WHAT TO DO –
Filter out everything except lines holding "acairetail".
##### DATA TO PROCESS
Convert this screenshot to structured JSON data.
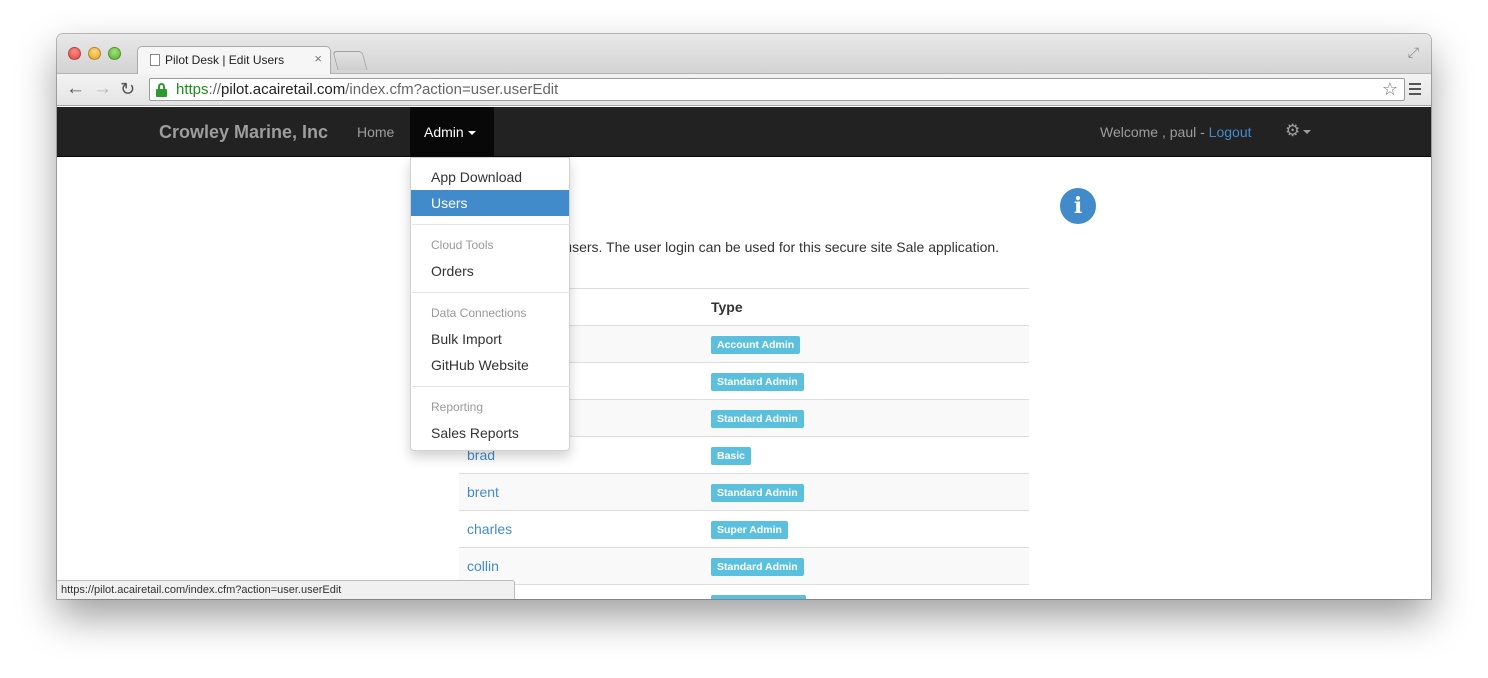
{
  "browser": {
    "tab_title": "Pilot Desk | Edit Users",
    "tab_close": "×",
    "url_scheme": "https",
    "url_separator": "://",
    "url_host": "pilot.acairetail.com",
    "url_path": "/index.cfm?action=user.userEdit",
    "status_url": "https://pilot.acairetail.com/index.cfm?action=user.userEdit"
  },
  "navbar": {
    "brand": "Crowley Marine, Inc",
    "home_label": "Home",
    "admin_label": "Admin",
    "welcome_text": "Welcome , paul - ",
    "logout_label": "Logout"
  },
  "dropdown": {
    "item_app_download": "App Download",
    "item_users": "Users",
    "header_cloud_tools": "Cloud Tools",
    "item_orders": "Orders",
    "header_data_connections": "Data Connections",
    "item_bulk_import": "Bulk Import",
    "item_github_website": "GitHub Website",
    "header_reporting": "Reporting",
    "item_sales_reports": "Sales Reports"
  },
  "content": {
    "description": "nd edit existing users. The user login can be used for this secure site Sale application.",
    "table": {
      "header_type": "Type",
      "rows": [
        {
          "name": "",
          "type": "Account Admin"
        },
        {
          "name": "",
          "type": "Standard Admin"
        },
        {
          "name": "",
          "type": "Standard Admin"
        },
        {
          "name": "brad",
          "type": "Basic"
        },
        {
          "name": "brent",
          "type": "Standard Admin"
        },
        {
          "name": "charles",
          "type": "Super Admin"
        },
        {
          "name": "collin",
          "type": "Standard Admin"
        },
        {
          "name": "",
          "type": ""
        }
      ]
    }
  },
  "icons": {
    "info": "i",
    "gear": "⚙",
    "back": "←",
    "forward": "→",
    "reload": "↻",
    "star": "☆",
    "fullscreen": "⤢"
  },
  "colors": {
    "navbar_bg": "#222222",
    "link": "#428bca",
    "label_info": "#5bc0de",
    "dropdown_active": "#428bca"
  }
}
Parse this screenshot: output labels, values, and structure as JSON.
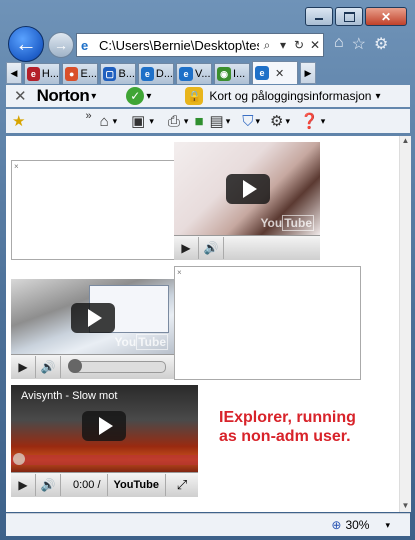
{
  "browser": {
    "address_url": "C:\\Users\\Bernie\\Desktop\\tes",
    "tabs": [
      {
        "label": "H...",
        "color": "#b4202a"
      },
      {
        "label": "E...",
        "color": "#d94f2a"
      },
      {
        "label": "B...",
        "color": "#1f5fbf"
      },
      {
        "label": "D...",
        "color": "#1e70c8"
      },
      {
        "label": "V...",
        "color": "#1e70c8"
      },
      {
        "label": "I...",
        "color": "#3b8f2d"
      },
      {
        "label": "",
        "color": "#1e70c8"
      }
    ],
    "norton_label": "Norton",
    "norton_caret": "·",
    "kort_label": "Kort og påloggingsinformasjon",
    "zoom": "30%"
  },
  "content": {
    "video1": {
      "time": ""
    },
    "video4": {
      "title": "Avisynth - Slow mot",
      "time": "0:00 /",
      "yt_label": "YouTube"
    },
    "note_line1": "IExplorer, running",
    "note_line2": "as non-adm user."
  }
}
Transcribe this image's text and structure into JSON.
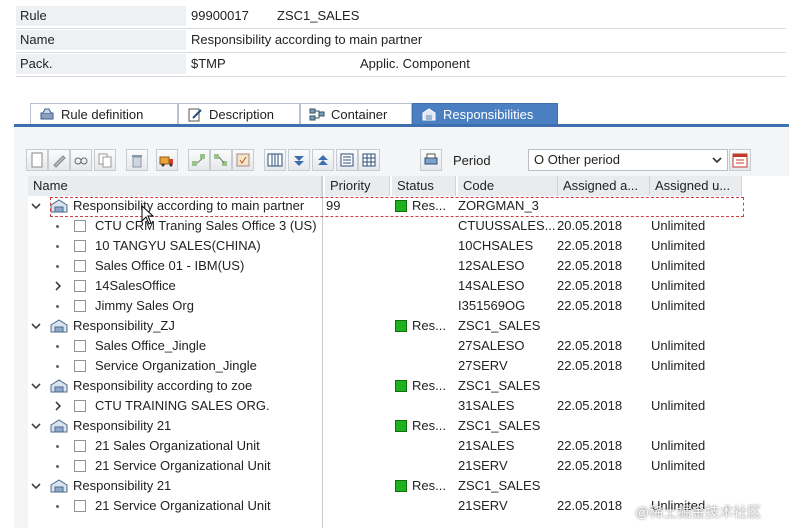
{
  "header": {
    "rule_label": "Rule",
    "rule_number": "99900017",
    "rule_name": "ZSC1_SALES",
    "name_label": "Name",
    "name_value": "Responsibility according to main partner",
    "pack_label": "Pack.",
    "pack_value": "$TMP",
    "applic_label": "Applic. Component"
  },
  "tabs": [
    {
      "label": "Rule definition",
      "icon": "rule-definition-icon"
    },
    {
      "label": "Description",
      "icon": "description-icon"
    },
    {
      "label": "Container",
      "icon": "container-icon"
    },
    {
      "label": "Responsibilities",
      "icon": "responsibilities-icon",
      "active": true
    }
  ],
  "toolbar": {
    "period_label": "Period",
    "period_value": "O Other period"
  },
  "columns": [
    "Name",
    "Priority",
    "Status",
    "Code",
    "Assigned a...",
    "Assigned u..."
  ],
  "rows": [
    {
      "level": 0,
      "expander": "down",
      "name": "Responsibility according to main partner",
      "priority": "99",
      "status": "Res...",
      "code": "ZORGMAN_3",
      "from": "",
      "to": ""
    },
    {
      "level": 1,
      "expander": "bullet",
      "name": "CTU CRM Traning Sales Office 3 (US)",
      "priority": "",
      "status": "",
      "code": "CTUUSSALES...",
      "from": "20.05.2018",
      "to": "Unlimited"
    },
    {
      "level": 1,
      "expander": "bullet",
      "name": "10 TANGYU SALES(CHINA)",
      "priority": "",
      "status": "",
      "code": "10CHSALES",
      "from": "22.05.2018",
      "to": "Unlimited"
    },
    {
      "level": 1,
      "expander": "bullet",
      "name": "Sales Office 01 - IBM(US)",
      "priority": "",
      "status": "",
      "code": "12SALESO",
      "from": "22.05.2018",
      "to": "Unlimited"
    },
    {
      "level": 1,
      "expander": "right",
      "name": "14SalesOffice",
      "priority": "",
      "status": "",
      "code": "14SALESO",
      "from": "22.05.2018",
      "to": "Unlimited"
    },
    {
      "level": 1,
      "expander": "bullet",
      "name": "Jimmy Sales Org",
      "priority": "",
      "status": "",
      "code": "I351569OG",
      "from": "22.05.2018",
      "to": "Unlimited"
    },
    {
      "level": 0,
      "expander": "down",
      "name": "Responsibility_ZJ",
      "priority": "",
      "status": "Res...",
      "code": "ZSC1_SALES",
      "from": "",
      "to": ""
    },
    {
      "level": 1,
      "expander": "bullet",
      "name": "Sales Office_Jingle",
      "priority": "",
      "status": "",
      "code": "27SALESO",
      "from": "22.05.2018",
      "to": "Unlimited"
    },
    {
      "level": 1,
      "expander": "bullet",
      "name": "Service Organization_Jingle",
      "priority": "",
      "status": "",
      "code": "27SERV",
      "from": "22.05.2018",
      "to": "Unlimited"
    },
    {
      "level": 0,
      "expander": "down",
      "name": "Responsibility according to zoe",
      "priority": "",
      "status": "Res...",
      "code": "ZSC1_SALES",
      "from": "",
      "to": ""
    },
    {
      "level": 1,
      "expander": "right",
      "name": "CTU TRAINING SALES ORG.",
      "priority": "",
      "status": "",
      "code": "31SALES",
      "from": "22.05.2018",
      "to": "Unlimited"
    },
    {
      "level": 0,
      "expander": "down",
      "name": "Responsibility 21",
      "priority": "",
      "status": "Res...",
      "code": "ZSC1_SALES",
      "from": "",
      "to": ""
    },
    {
      "level": 1,
      "expander": "bullet",
      "name": "21 Sales Organizational Unit",
      "priority": "",
      "status": "",
      "code": "21SALES",
      "from": "22.05.2018",
      "to": "Unlimited"
    },
    {
      "level": 1,
      "expander": "bullet",
      "name": "21 Service Organizational Unit",
      "priority": "",
      "status": "",
      "code": "21SERV",
      "from": "22.05.2018",
      "to": "Unlimited"
    },
    {
      "level": 0,
      "expander": "down",
      "name": "Responsibility 21",
      "priority": "",
      "status": "Res...",
      "code": "ZSC1_SALES",
      "from": "",
      "to": ""
    },
    {
      "level": 1,
      "expander": "bullet",
      "name": "21 Service Organizational Unit",
      "priority": "",
      "status": "",
      "code": "21SERV",
      "from": "22.05.2018",
      "to": "Unlimited"
    }
  ],
  "colors": {
    "accent": "#4a7fc1",
    "status_green": "#1fb21f"
  },
  "watermark": "@稀土掘金技术社区"
}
##########
EXERCISE RESULT –
    "url_host": "pilot.acairetail.com",
    "status_url": "https://pilot.acairetail.com/index.cfm?action=user.userEdit"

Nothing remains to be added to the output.